======== RAW DATA

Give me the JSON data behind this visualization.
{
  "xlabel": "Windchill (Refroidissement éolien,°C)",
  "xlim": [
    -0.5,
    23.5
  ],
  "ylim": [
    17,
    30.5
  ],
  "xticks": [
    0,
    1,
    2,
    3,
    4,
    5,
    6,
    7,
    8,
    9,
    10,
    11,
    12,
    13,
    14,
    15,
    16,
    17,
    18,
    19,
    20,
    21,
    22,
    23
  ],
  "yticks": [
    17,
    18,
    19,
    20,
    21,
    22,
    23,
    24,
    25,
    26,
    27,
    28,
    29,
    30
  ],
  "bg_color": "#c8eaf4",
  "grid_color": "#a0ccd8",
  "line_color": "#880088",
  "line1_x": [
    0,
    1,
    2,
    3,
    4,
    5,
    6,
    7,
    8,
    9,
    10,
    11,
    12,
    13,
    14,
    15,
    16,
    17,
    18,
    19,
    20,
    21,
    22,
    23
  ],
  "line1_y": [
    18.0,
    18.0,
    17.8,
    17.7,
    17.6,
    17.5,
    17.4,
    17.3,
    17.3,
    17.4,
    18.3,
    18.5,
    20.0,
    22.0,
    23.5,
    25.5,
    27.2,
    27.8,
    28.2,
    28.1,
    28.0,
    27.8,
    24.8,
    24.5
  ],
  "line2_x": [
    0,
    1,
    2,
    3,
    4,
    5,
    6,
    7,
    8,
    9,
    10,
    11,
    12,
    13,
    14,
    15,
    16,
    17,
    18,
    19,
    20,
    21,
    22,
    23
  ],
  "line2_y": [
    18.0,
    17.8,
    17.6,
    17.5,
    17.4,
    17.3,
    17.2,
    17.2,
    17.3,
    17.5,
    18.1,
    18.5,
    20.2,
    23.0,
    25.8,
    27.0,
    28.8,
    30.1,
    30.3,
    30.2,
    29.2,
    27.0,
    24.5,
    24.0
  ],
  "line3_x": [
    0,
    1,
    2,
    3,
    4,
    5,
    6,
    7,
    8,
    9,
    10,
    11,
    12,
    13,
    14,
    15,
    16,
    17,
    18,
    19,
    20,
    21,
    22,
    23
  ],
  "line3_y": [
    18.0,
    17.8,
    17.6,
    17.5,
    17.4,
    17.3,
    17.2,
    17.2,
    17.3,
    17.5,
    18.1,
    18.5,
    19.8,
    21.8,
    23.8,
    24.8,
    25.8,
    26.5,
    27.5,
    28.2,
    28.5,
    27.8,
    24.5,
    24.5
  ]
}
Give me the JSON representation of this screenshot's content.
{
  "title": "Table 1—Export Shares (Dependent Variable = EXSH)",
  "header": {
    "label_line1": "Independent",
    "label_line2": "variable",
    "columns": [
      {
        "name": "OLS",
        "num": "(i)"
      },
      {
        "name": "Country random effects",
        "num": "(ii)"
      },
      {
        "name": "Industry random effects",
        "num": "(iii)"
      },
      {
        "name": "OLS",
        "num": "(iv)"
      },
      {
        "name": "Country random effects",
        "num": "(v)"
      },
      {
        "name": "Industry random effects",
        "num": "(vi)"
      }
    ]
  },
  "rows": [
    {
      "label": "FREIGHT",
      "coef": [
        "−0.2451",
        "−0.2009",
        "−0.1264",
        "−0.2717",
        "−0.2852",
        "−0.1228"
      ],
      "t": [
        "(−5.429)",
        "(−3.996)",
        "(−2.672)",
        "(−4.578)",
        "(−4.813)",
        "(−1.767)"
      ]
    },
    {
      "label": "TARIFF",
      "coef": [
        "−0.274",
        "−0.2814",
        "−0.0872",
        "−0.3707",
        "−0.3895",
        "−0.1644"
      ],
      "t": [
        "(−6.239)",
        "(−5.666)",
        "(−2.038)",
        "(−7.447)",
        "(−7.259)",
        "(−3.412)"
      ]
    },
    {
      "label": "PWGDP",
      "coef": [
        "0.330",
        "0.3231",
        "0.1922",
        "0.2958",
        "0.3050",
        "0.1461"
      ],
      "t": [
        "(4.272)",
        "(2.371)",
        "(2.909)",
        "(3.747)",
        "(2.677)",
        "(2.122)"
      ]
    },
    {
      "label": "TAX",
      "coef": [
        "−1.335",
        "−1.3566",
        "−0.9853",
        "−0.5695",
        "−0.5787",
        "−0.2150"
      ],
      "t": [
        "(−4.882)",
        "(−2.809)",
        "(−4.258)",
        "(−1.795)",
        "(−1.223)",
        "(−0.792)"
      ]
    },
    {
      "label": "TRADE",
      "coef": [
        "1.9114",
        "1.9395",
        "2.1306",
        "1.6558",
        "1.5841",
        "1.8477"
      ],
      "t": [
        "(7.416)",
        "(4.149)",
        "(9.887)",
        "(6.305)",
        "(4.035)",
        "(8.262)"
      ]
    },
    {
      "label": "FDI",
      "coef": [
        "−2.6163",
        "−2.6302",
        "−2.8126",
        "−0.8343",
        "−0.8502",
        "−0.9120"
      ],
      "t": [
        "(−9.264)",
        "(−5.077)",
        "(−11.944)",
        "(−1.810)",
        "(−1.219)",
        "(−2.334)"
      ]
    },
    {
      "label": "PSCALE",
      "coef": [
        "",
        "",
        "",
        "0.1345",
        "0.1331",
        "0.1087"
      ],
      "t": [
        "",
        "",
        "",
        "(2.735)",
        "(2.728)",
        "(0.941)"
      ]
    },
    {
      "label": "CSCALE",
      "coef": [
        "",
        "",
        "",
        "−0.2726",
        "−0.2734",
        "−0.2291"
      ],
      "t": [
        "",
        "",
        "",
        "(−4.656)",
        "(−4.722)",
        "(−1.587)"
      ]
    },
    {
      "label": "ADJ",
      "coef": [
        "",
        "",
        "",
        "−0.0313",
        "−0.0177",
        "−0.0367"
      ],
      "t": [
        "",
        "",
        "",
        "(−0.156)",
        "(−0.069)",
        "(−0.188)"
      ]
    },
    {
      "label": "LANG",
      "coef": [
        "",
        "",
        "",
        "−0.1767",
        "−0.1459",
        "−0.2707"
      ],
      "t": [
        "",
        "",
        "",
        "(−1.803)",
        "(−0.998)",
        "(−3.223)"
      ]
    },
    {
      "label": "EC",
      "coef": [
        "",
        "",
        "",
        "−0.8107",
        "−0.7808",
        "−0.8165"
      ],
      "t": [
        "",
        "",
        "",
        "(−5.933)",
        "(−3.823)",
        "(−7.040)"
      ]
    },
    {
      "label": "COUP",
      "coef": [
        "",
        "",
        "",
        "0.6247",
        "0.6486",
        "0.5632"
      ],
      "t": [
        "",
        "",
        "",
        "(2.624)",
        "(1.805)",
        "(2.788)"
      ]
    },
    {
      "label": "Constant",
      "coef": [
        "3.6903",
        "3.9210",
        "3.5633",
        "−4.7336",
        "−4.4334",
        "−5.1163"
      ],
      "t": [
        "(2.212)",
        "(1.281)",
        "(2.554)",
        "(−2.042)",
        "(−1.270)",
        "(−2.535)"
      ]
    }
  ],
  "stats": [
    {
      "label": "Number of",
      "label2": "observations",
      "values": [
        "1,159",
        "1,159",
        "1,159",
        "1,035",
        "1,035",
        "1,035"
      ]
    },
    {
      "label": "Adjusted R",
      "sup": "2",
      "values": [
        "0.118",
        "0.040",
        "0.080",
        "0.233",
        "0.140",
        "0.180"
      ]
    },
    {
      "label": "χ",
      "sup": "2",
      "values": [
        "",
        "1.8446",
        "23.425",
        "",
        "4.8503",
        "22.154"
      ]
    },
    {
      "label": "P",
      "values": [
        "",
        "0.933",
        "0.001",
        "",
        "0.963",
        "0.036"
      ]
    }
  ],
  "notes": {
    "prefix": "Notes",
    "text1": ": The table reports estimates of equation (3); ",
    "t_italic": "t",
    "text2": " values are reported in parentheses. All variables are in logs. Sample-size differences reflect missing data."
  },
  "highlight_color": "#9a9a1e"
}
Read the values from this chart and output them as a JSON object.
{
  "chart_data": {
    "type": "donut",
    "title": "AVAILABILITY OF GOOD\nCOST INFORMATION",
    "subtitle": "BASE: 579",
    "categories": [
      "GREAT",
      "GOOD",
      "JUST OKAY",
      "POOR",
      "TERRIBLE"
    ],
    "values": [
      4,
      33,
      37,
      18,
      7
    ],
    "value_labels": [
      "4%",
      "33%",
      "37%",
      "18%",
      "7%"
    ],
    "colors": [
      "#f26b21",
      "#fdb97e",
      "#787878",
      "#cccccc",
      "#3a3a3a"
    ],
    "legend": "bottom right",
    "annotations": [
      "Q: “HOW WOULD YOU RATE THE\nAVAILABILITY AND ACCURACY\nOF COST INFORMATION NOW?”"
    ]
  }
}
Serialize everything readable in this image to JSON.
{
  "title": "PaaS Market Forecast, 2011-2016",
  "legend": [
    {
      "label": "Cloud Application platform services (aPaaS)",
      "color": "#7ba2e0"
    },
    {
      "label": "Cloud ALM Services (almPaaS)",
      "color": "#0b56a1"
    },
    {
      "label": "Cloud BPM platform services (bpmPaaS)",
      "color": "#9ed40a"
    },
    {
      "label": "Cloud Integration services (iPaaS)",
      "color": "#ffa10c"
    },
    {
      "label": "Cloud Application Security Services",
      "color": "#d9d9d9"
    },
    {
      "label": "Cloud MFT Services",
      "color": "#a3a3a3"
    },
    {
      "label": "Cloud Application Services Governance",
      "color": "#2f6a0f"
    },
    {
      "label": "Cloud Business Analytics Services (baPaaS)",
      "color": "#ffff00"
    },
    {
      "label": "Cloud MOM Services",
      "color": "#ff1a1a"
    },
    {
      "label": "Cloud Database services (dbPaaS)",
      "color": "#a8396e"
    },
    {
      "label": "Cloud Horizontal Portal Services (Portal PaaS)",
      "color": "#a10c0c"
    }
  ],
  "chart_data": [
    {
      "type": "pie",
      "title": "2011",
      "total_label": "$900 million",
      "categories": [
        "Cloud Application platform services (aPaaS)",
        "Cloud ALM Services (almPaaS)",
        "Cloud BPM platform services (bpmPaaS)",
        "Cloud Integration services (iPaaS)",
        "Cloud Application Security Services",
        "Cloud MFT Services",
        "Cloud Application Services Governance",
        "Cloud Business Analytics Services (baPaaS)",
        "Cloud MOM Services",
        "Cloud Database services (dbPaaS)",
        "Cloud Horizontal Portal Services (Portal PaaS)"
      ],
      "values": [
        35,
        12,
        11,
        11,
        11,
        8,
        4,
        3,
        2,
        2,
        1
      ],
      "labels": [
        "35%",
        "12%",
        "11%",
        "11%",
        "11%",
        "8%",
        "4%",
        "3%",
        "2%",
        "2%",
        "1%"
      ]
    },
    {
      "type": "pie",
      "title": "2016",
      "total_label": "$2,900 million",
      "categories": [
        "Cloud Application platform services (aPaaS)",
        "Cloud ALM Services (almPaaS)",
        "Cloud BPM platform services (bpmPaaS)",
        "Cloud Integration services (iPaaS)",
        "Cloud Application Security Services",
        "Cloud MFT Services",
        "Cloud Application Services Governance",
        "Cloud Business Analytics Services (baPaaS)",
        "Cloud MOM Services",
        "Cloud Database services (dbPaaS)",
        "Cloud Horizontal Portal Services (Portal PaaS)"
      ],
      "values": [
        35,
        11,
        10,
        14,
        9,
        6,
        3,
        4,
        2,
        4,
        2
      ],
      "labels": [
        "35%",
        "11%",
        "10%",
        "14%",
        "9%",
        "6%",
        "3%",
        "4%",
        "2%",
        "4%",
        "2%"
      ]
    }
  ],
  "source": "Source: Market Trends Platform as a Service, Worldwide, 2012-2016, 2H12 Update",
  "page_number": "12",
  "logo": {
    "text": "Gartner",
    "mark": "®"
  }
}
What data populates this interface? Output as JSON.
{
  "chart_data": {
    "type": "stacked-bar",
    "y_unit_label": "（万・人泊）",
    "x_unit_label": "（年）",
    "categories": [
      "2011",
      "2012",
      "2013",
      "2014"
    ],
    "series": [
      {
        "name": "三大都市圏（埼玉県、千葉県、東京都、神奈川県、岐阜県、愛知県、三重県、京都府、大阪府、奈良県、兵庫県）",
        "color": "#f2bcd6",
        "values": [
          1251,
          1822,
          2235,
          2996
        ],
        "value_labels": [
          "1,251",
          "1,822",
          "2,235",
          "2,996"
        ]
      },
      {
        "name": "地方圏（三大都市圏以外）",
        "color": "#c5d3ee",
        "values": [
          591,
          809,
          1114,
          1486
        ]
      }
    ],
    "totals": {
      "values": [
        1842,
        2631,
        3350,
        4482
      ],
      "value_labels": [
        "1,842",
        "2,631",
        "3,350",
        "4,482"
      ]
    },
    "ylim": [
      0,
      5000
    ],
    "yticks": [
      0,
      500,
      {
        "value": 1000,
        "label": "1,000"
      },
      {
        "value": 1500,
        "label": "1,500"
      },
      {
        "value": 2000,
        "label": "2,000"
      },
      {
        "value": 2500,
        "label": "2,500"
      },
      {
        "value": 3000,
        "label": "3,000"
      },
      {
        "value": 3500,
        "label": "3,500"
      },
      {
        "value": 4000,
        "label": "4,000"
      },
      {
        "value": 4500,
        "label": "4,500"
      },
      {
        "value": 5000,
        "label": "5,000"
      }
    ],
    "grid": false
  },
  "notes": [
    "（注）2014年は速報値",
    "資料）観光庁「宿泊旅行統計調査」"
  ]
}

================

[GOAL OF THE EXERCISE] Across all the entries, count the lines that contain the word "this" and give the number by itself.

[RESULT BELOW] 5